WHAT THE TASK REQUIRES >> Pick out each line below containing "color".

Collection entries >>
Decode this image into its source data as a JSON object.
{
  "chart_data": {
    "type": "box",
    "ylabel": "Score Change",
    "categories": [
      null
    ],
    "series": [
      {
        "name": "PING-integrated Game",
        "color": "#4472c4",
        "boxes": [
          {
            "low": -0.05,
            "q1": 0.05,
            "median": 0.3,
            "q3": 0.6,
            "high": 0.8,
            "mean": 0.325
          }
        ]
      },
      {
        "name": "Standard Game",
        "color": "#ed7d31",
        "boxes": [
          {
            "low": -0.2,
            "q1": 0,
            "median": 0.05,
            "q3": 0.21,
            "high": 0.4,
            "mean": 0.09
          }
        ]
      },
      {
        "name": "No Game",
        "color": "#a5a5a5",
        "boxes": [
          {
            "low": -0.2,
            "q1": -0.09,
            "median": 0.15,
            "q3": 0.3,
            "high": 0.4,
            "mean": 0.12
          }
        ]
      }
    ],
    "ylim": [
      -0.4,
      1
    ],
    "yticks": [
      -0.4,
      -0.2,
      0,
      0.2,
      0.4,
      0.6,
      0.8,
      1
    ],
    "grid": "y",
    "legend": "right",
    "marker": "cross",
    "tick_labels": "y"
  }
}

CORRECT RESPONSE >>
        "color": "#4472c4",
        "color": "#ed7d31",
        "color": "#a5a5a5",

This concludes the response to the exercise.